(Dataset items)
>> START
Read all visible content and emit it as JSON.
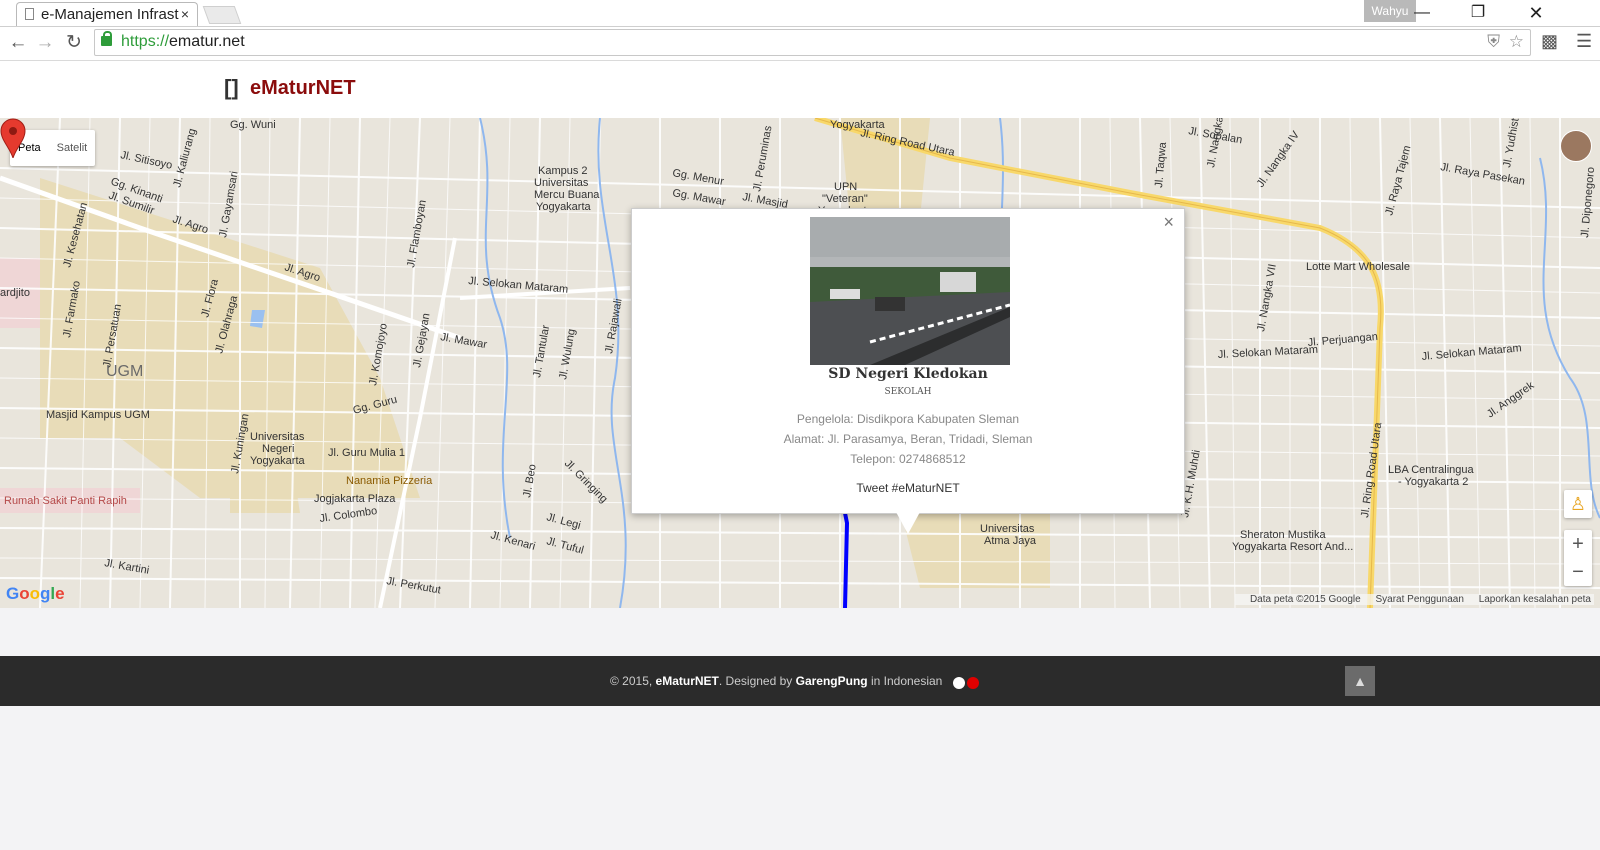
{
  "browser": {
    "tab_title": "e-Manajemen Infrast",
    "tab_close": "×",
    "profile_name": "Wahyu",
    "url_scheme": "https://",
    "url_host": "ematur.net",
    "window_controls": [
      "minimize-icon",
      "restore-icon",
      "close-icon"
    ]
  },
  "header": {
    "logo_glyph": "[]",
    "brand": "eMaturNET"
  },
  "map": {
    "type_controls": [
      "Peta",
      "Satelit"
    ],
    "active_type": "Peta",
    "zoom_in": "+",
    "zoom_out": "−",
    "google_logo": "Google",
    "attribution": [
      "Data peta ©2015 Google",
      "Syarat Penggunaan",
      "Laporkan kesalahan peta"
    ],
    "labels": [
      {
        "text": "Jl. Ring Road Utara"
      },
      {
        "text": "Kampus 2"
      },
      {
        "text": "Universitas"
      },
      {
        "text": "Mercu Buana"
      },
      {
        "text": "Yogyakarta"
      },
      {
        "text": "UPN"
      },
      {
        "text": "\"Veteran\""
      },
      {
        "text": "Yogyakarta"
      },
      {
        "text": "Gg. Menur"
      },
      {
        "text": "Gg. Mawar"
      },
      {
        "text": "Jl. Masjid"
      },
      {
        "text": "Jl. Sopalan"
      },
      {
        "text": "Jl. Raya Pasekan"
      },
      {
        "text": "Jl. Yudhistira"
      },
      {
        "text": "Lotte Mart Wholesale"
      },
      {
        "text": "Jl. Selokan Mataram"
      },
      {
        "text": "Jl. Perjuangan"
      },
      {
        "text": "Jl. Selokan Mataram"
      },
      {
        "text": "Jl. Anggrek"
      },
      {
        "text": "LBA Centralingua"
      },
      {
        "text": "- Yogyakarta 2"
      },
      {
        "text": "Sheraton Mustika"
      },
      {
        "text": "Yogyakarta Resort And..."
      },
      {
        "text": "Jl. K.H. Muhdi"
      },
      {
        "text": "Jl. Ring Road Utara"
      },
      {
        "text": "Universitas"
      },
      {
        "text": "Atma Jaya"
      },
      {
        "text": "Gg. Wuni"
      },
      {
        "text": "Jl. Sitisoyo"
      },
      {
        "text": "Gg. Kinanti"
      },
      {
        "text": "Jl. Sumilir"
      },
      {
        "text": "Jl. Agro"
      },
      {
        "text": "Jl. Agro"
      },
      {
        "text": "ardjito"
      },
      {
        "text": "UGM"
      },
      {
        "text": "Masjid Kampus UGM"
      },
      {
        "text": "Universitas"
      },
      {
        "text": "Negeri"
      },
      {
        "text": "Yogyakarta"
      },
      {
        "text": "Jl. Mawar"
      },
      {
        "text": "Jl. Selokan Mataram"
      },
      {
        "text": "Gg. Guru"
      },
      {
        "text": "Jl. Guru Mulia 1"
      },
      {
        "text": "Nanamia Pizzeria"
      },
      {
        "text": "Jogjakarta Plaza"
      },
      {
        "text": "Rumah Sakit Panti Rapih"
      },
      {
        "text": "Jl. Colombo"
      },
      {
        "text": "Jl. Kenari"
      },
      {
        "text": "Jl. Legi"
      },
      {
        "text": "Jl. Tuful"
      },
      {
        "text": "Jl. Kartini"
      },
      {
        "text": "Jl. Perkutut"
      },
      {
        "text": "Jl. Gejayan"
      },
      {
        "text": "Jl. Kaliurang"
      },
      {
        "text": "Jl. Persatuan"
      },
      {
        "text": "Jl. Farmako"
      },
      {
        "text": "Jl. Flora"
      },
      {
        "text": "Jl. Olahraga"
      },
      {
        "text": "Jl. Tantular"
      },
      {
        "text": "Jl. Wulung"
      },
      {
        "text": "Jl. Rajawali"
      },
      {
        "text": "Jl. Nangka II"
      },
      {
        "text": "Jl. Nangka IV"
      },
      {
        "text": "Jl. Nangka VII"
      },
      {
        "text": "Jl. Taqwa"
      },
      {
        "text": "Jl. Raya Tajem"
      },
      {
        "text": "Jl. Diponegoro"
      },
      {
        "text": "Jl. Beo"
      },
      {
        "text": "Jl. Gringing"
      },
      {
        "text": "Jl. Kesehatan"
      },
      {
        "text": "Jl. Gayamsari"
      },
      {
        "text": "Jl. Flamboyan"
      },
      {
        "text": "Jl. Komojoyo"
      },
      {
        "text": "Jl. Kuningan"
      },
      {
        "text": "Yogyakarta"
      },
      {
        "text": "Jl. Peruminas"
      }
    ]
  },
  "infowindow": {
    "close": "×",
    "name": "SD Negeri Kledokan",
    "category": "SEKOLAH",
    "pengelola": "Pengelola: Disdikpora Kabupaten Sleman",
    "alamat": "Alamat: Jl. Parasamya, Beran, Tridadi, Sleman",
    "telepon": "Telepon: 0274868512",
    "tweet": "Tweet #eMaturNET"
  },
  "footer": {
    "copyright": "© 2015, ",
    "brand": "eMaturNET",
    "designed_by": ". Designed by ",
    "designer": "GarengPung",
    "lang_prefix": " in ",
    "language": "Indonesian",
    "flag_colors": [
      "#ffffff",
      "#e00000"
    ],
    "to_top": "▲"
  },
  "colors": {
    "brand": "#8b0c0c",
    "route": "#0000ff",
    "ring_road": "#f8d86a",
    "footer_bg": "#2b2b2b"
  }
}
>> END
In your copy of the records, include no pictures; repeat everything else exactly.

* _Worked answer_:
Read all visible content and emit it as JSON.
{
  "browser": {
    "tab_title": "e-Manajemen Infrast",
    "tab_close": "×",
    "profile_name": "Wahyu",
    "url_scheme": "https://",
    "url_host": "ematur.net",
    "window_controls": [
      "minimize-icon",
      "restore-icon",
      "close-icon"
    ]
  },
  "header": {
    "logo_glyph": "[]",
    "brand": "eMaturNET"
  },
  "map": {
    "type_controls": [
      "Peta",
      "Satelit"
    ],
    "active_type": "Peta",
    "zoom_in": "+",
    "zoom_out": "−",
    "google_logo": "Google",
    "attribution": [
      "Data peta ©2015 Google",
      "Syarat Penggunaan",
      "Laporkan kesalahan peta"
    ],
    "labels": [
      {
        "text": "Jl. Ring Road Utara"
      },
      {
        "text": "Kampus 2"
      },
      {
        "text": "Universitas"
      },
      {
        "text": "Mercu Buana"
      },
      {
        "text": "Yogyakarta"
      },
      {
        "text": "UPN"
      },
      {
        "text": "\"Veteran\""
      },
      {
        "text": "Yogyakarta"
      },
      {
        "text": "Gg. Menur"
      },
      {
        "text": "Gg. Mawar"
      },
      {
        "text": "Jl. Masjid"
      },
      {
        "text": "Jl. Sopalan"
      },
      {
        "text": "Jl. Raya Pasekan"
      },
      {
        "text": "Jl. Yudhistira"
      },
      {
        "text": "Lotte Mart Wholesale"
      },
      {
        "text": "Jl. Selokan Mataram"
      },
      {
        "text": "Jl. Perjuangan"
      },
      {
        "text": "Jl. Selokan Mataram"
      },
      {
        "text": "Jl. Anggrek"
      },
      {
        "text": "LBA Centralingua"
      },
      {
        "text": "- Yogyakarta 2"
      },
      {
        "text": "Sheraton Mustika"
      },
      {
        "text": "Yogyakarta Resort And..."
      },
      {
        "text": "Jl. K.H. Muhdi"
      },
      {
        "text": "Jl. Ring Road Utara"
      },
      {
        "text": "Universitas"
      },
      {
        "text": "Atma Jaya"
      },
      {
        "text": "Gg. Wuni"
      },
      {
        "text": "Jl. Sitisoyo"
      },
      {
        "text": "Gg. Kinanti"
      },
      {
        "text": "Jl. Sumilir"
      },
      {
        "text": "Jl. Agro"
      },
      {
        "text": "Jl. Agro"
      },
      {
        "text": "ardjito"
      },
      {
        "text": "UGM"
      },
      {
        "text": "Masjid Kampus UGM"
      },
      {
        "text": "Universitas"
      },
      {
        "text": "Negeri"
      },
      {
        "text": "Yogyakarta"
      },
      {
        "text": "Jl. Mawar"
      },
      {
        "text": "Jl. Selokan Mataram"
      },
      {
        "text": "Gg. Guru"
      },
      {
        "text": "Jl. Guru Mulia 1"
      },
      {
        "text": "Nanamia Pizzeria"
      },
      {
        "text": "Jogjakarta Plaza"
      },
      {
        "text": "Rumah Sakit Panti Rapih"
      },
      {
        "text": "Jl. Colombo"
      },
      {
        "text": "Jl. Kenari"
      },
      {
        "text": "Jl. Legi"
      },
      {
        "text": "Jl. Tuful"
      },
      {
        "text": "Jl. Kartini"
      },
      {
        "text": "Jl. Perkutut"
      },
      {
        "text": "Jl. Gejayan"
      },
      {
        "text": "Jl. Kaliurang"
      },
      {
        "text": "Jl. Persatuan"
      },
      {
        "text": "Jl. Farmako"
      },
      {
        "text": "Jl. Flora"
      },
      {
        "text": "Jl. Olahraga"
      },
      {
        "text": "Jl. Tantular"
      },
      {
        "text": "Jl. Wulung"
      },
      {
        "text": "Jl. Rajawali"
      },
      {
        "text": "Jl. Nangka II"
      },
      {
        "text": "Jl. Nangka IV"
      },
      {
        "text": "Jl. Nangka VII"
      },
      {
        "text": "Jl. Taqwa"
      },
      {
        "text": "Jl. Raya Tajem"
      },
      {
        "text": "Jl. Diponegoro"
      },
      {
        "text": "Jl. Beo"
      },
      {
        "text": "Jl. Gringing"
      },
      {
        "text": "Jl. Kesehatan"
      },
      {
        "text": "Jl. Gayamsari"
      },
      {
        "text": "Jl. Flamboyan"
      },
      {
        "text": "Jl. Komojoyo"
      },
      {
        "text": "Jl. Kuningan"
      },
      {
        "text": "Yogyakarta"
      },
      {
        "text": "Jl. Peruminas"
      }
    ]
  },
  "infowindow": {
    "close": "×",
    "name": "SD Negeri Kledokan",
    "category": "SEKOLAH",
    "pengelola": "Pengelola: Disdikpora Kabupaten Sleman",
    "alamat": "Alamat: Jl. Parasamya, Beran, Tridadi, Sleman",
    "telepon": "Telepon: 0274868512",
    "tweet": "Tweet #eMaturNET"
  },
  "footer": {
    "copyright": "© 2015, ",
    "brand": "eMaturNET",
    "designed_by": ". Designed by ",
    "designer": "GarengPung",
    "lang_prefix": " in ",
    "language": "Indonesian",
    "flag_colors": [
      "#ffffff",
      "#e00000"
    ],
    "to_top": "▲"
  },
  "colors": {
    "brand": "#8b0c0c",
    "route": "#0000ff",
    "ring_road": "#f8d86a",
    "footer_bg": "#2b2b2b"
  }
}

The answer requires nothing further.